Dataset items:
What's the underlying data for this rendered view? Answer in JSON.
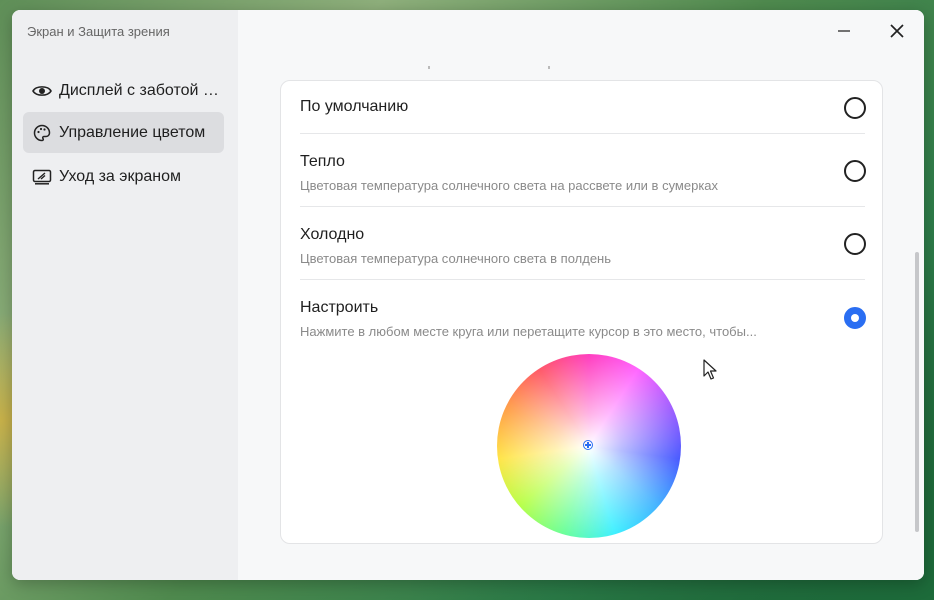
{
  "window": {
    "title": "Экран и Защита зрения"
  },
  "sidebar": {
    "items": [
      {
        "label": "Дисплей с заботой о..."
      },
      {
        "label": "Управление цветом"
      },
      {
        "label": "Уход за экраном"
      }
    ]
  },
  "options": [
    {
      "title": "По умолчанию",
      "desc": ""
    },
    {
      "title": "Тепло",
      "desc": "Цветовая температура солнечного света на рассвете или в сумерках"
    },
    {
      "title": "Холодно",
      "desc": "Цветовая температура солнечного света в полдень"
    },
    {
      "title": "Настроить",
      "desc": "Нажмите в любом месте круга или перетащите курсор в это место, чтобы..."
    }
  ],
  "selected_option": "Настроить",
  "colors": {
    "accent": "#2a6ef2",
    "sidebar_bg": "#eeeff1",
    "active_item_bg": "#dcdde0"
  }
}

WRITTEN PROBLEM:
In the entries above, locate every line with the word "label" and copy it.

ANSWER BELOW:
        "label": "Дисплей с заботой о..."
        "label": "Управление цветом"
        "label": "Уход за экраном"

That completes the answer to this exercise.